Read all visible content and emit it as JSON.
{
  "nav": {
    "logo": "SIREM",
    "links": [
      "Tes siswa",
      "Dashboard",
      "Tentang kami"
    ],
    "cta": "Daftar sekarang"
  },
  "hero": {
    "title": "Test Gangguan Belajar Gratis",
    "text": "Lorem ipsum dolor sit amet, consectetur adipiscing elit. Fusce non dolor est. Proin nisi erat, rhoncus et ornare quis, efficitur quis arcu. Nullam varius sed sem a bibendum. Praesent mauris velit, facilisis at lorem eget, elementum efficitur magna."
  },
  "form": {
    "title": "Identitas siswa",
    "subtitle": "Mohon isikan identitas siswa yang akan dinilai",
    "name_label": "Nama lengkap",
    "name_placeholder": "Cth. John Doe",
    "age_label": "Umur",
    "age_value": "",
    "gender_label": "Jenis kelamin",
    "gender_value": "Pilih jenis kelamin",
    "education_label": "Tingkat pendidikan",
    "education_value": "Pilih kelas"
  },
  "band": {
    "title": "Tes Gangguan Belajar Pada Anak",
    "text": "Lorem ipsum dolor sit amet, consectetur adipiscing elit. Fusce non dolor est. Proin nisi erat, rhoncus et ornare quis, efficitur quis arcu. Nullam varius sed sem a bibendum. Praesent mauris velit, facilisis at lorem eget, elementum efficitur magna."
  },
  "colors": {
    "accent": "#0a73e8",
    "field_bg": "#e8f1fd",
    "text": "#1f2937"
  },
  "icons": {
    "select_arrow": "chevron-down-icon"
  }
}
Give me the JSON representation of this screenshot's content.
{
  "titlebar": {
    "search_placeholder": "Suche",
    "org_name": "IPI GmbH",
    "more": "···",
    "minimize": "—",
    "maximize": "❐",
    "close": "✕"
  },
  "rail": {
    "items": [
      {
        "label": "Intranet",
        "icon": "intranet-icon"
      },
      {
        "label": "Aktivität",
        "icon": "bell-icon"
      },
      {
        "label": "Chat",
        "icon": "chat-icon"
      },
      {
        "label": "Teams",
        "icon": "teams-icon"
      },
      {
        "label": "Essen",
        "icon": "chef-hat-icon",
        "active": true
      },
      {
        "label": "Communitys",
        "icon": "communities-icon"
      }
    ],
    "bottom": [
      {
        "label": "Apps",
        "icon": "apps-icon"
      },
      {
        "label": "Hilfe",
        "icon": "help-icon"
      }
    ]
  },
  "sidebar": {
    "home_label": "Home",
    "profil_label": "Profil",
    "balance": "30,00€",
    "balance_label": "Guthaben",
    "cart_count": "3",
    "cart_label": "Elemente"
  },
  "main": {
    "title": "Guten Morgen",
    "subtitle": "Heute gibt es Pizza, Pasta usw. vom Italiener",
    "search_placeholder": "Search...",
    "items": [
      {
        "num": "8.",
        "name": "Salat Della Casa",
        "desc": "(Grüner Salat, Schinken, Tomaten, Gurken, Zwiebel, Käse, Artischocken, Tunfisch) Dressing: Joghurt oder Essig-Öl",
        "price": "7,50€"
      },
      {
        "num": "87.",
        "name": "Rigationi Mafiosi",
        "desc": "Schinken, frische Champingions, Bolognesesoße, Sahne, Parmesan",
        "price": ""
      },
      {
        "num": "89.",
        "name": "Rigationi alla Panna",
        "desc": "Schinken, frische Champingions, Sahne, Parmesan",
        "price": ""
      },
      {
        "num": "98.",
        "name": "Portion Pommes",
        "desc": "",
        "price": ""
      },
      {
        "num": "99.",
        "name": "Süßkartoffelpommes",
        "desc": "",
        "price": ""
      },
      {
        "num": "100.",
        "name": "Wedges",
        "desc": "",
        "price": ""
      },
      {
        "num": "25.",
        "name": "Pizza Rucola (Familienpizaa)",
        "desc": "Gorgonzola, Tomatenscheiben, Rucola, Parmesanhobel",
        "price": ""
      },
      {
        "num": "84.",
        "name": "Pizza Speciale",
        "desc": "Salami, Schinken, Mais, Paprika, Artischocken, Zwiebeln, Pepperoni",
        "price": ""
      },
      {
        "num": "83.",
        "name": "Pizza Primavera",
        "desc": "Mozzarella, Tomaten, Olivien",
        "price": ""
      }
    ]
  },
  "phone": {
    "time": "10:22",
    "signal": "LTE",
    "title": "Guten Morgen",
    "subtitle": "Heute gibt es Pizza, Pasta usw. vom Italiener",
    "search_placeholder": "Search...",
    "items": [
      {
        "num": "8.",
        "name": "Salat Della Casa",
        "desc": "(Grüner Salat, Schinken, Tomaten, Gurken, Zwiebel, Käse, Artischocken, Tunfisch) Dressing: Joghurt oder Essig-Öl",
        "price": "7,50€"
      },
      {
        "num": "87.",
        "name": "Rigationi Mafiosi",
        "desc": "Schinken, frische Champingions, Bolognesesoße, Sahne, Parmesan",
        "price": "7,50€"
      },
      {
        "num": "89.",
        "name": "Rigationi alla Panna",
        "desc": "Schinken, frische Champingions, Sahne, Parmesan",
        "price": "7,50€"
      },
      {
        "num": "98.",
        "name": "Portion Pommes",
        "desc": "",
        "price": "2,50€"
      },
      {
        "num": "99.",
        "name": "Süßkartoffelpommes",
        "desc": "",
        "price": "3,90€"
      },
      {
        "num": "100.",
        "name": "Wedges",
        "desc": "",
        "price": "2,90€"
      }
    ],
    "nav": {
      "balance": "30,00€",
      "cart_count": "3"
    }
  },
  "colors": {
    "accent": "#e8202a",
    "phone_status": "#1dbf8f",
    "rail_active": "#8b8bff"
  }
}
━━━━━━━━━━
Every entry in the listing must be retyped exactly.

> **FULL OUTPUT**
Read all visible content and emit it as JSON.
{
  "nav": {
    "logo": "SIREM",
    "links": [
      "Tes siswa",
      "Dashboard",
      "Tentang kami"
    ],
    "cta": "Daftar sekarang"
  },
  "hero": {
    "title": "Test Gangguan Belajar Gratis",
    "text": "Lorem ipsum dolor sit amet, consectetur adipiscing elit. Fusce non dolor est. Proin nisi erat, rhoncus et ornare quis, efficitur quis arcu. Nullam varius sed sem a bibendum. Praesent mauris velit, facilisis at lorem eget, elementum efficitur magna."
  },
  "form": {
    "title": "Identitas siswa",
    "subtitle": "Mohon isikan identitas siswa yang akan dinilai",
    "name_label": "Nama lengkap",
    "name_placeholder": "Cth. John Doe",
    "age_label": "Umur",
    "age_value": "",
    "gender_label": "Jenis kelamin",
    "gender_value": "Pilih jenis kelamin",
    "education_label": "Tingkat pendidikan",
    "education_value": "Pilih kelas"
  },
  "band": {
    "title": "Tes Gangguan Belajar Pada Anak",
    "text": "Lorem ipsum dolor sit amet, consectetur adipiscing elit. Fusce non dolor est. Proin nisi erat, rhoncus et ornare quis, efficitur quis arcu. Nullam varius sed sem a bibendum. Praesent mauris velit, facilisis at lorem eget, elementum efficitur magna."
  },
  "colors": {
    "accent": "#0a73e8",
    "field_bg": "#e8f1fd",
    "text": "#1f2937"
  },
  "icons": {
    "select_arrow": "chevron-down-icon"
  }
}
Give me the JSON representation of this screenshot's content.
{
  "titlebar": {
    "search_placeholder": "Suche",
    "org_name": "IPI GmbH",
    "more": "···",
    "minimize": "—",
    "maximize": "❐",
    "close": "✕"
  },
  "rail": {
    "items": [
      {
        "label": "Intranet",
        "icon": "intranet-icon"
      },
      {
        "label": "Aktivität",
        "icon": "bell-icon"
      },
      {
        "label": "Chat",
        "icon": "chat-icon"
      },
      {
        "label": "Teams",
        "icon": "teams-icon"
      },
      {
        "label": "Essen",
        "icon": "chef-hat-icon",
        "active": true
      },
      {
        "label": "Communitys",
        "icon": "communities-icon"
      }
    ],
    "bottom": [
      {
        "label": "Apps",
        "icon": "apps-icon"
      },
      {
        "label": "Hilfe",
        "icon": "help-icon"
      }
    ]
  },
  "sidebar": {
    "home_label": "Home",
    "profil_label": "Profil",
    "balance": "30,00€",
    "balance_label": "Guthaben",
    "cart_count": "3",
    "cart_label": "Elemente"
  },
  "main": {
    "title": "Guten Morgen",
    "subtitle": "Heute gibt es Pizza, Pasta usw. vom Italiener",
    "search_placeholder": "Search...",
    "items": [
      {
        "num": "8.",
        "name": "Salat Della Casa",
        "desc": "(Grüner Salat, Schinken, Tomaten, Gurken, Zwiebel, Käse, Artischocken, Tunfisch) Dressing: Joghurt oder Essig-Öl",
        "price": "7,50€"
      },
      {
        "num": "87.",
        "name": "Rigationi Mafiosi",
        "desc": "Schinken, frische Champingions, Bolognesesoße, Sahne, Parmesan",
        "price": ""
      },
      {
        "num": "89.",
        "name": "Rigationi alla Panna",
        "desc": "Schinken, frische Champingions, Sahne, Parmesan",
        "price": ""
      },
      {
        "num": "98.",
        "name": "Portion Pommes",
        "desc": "",
        "price": ""
      },
      {
        "num": "99.",
        "name": "Süßkartoffelpommes",
        "desc": "",
        "price": ""
      },
      {
        "num": "100.",
        "name": "Wedges",
        "desc": "",
        "price": ""
      },
      {
        "num": "25.",
        "name": "Pizza Rucola (Familienpizaa)",
        "desc": "Gorgonzola, Tomatenscheiben, Rucola, Parmesanhobel",
        "price": ""
      },
      {
        "num": "84.",
        "name": "Pizza Speciale",
        "desc": "Salami, Schinken, Mais, Paprika, Artischocken, Zwiebeln, Pepperoni",
        "price": ""
      },
      {
        "num": "83.",
        "name": "Pizza Primavera",
        "desc": "Mozzarella, Tomaten, Olivien",
        "price": ""
      }
    ]
  },
  "phone": {
    "time": "10:22",
    "signal": "LTE",
    "title": "Guten Morgen",
    "subtitle": "Heute gibt es Pizza, Pasta usw. vom Italiener",
    "search_placeholder": "Search...",
    "items": [
      {
        "num": "8.",
        "name": "Salat Della Casa",
        "desc": "(Grüner Salat, Schinken, Tomaten, Gurken, Zwiebel, Käse, Artischocken, Tunfisch) Dressing: Joghurt oder Essig-Öl",
        "price": "7,50€"
      },
      {
        "num": "87.",
        "name": "Rigationi Mafiosi",
        "desc": "Schinken, frische Champingions, Bolognesesoße, Sahne, Parmesan",
        "price": "7,50€"
      },
      {
        "num": "89.",
        "name": "Rigationi alla Panna",
        "desc": "Schinken, frische Champingions, Sahne, Parmesan",
        "price": "7,50€"
      },
      {
        "num": "98.",
        "name": "Portion Pommes",
        "desc": "",
        "price": "2,50€"
      },
      {
        "num": "99.",
        "name": "Süßkartoffelpommes",
        "desc": "",
        "price": "3,90€"
      },
      {
        "num": "100.",
        "name": "Wedges",
        "desc": "",
        "price": "2,90€"
      }
    ],
    "nav": {
      "balance": "30,00€",
      "cart_count": "3"
    }
  },
  "colors": {
    "accent": "#e8202a",
    "phone_status": "#1dbf8f",
    "rail_active": "#8b8bff"
  }
}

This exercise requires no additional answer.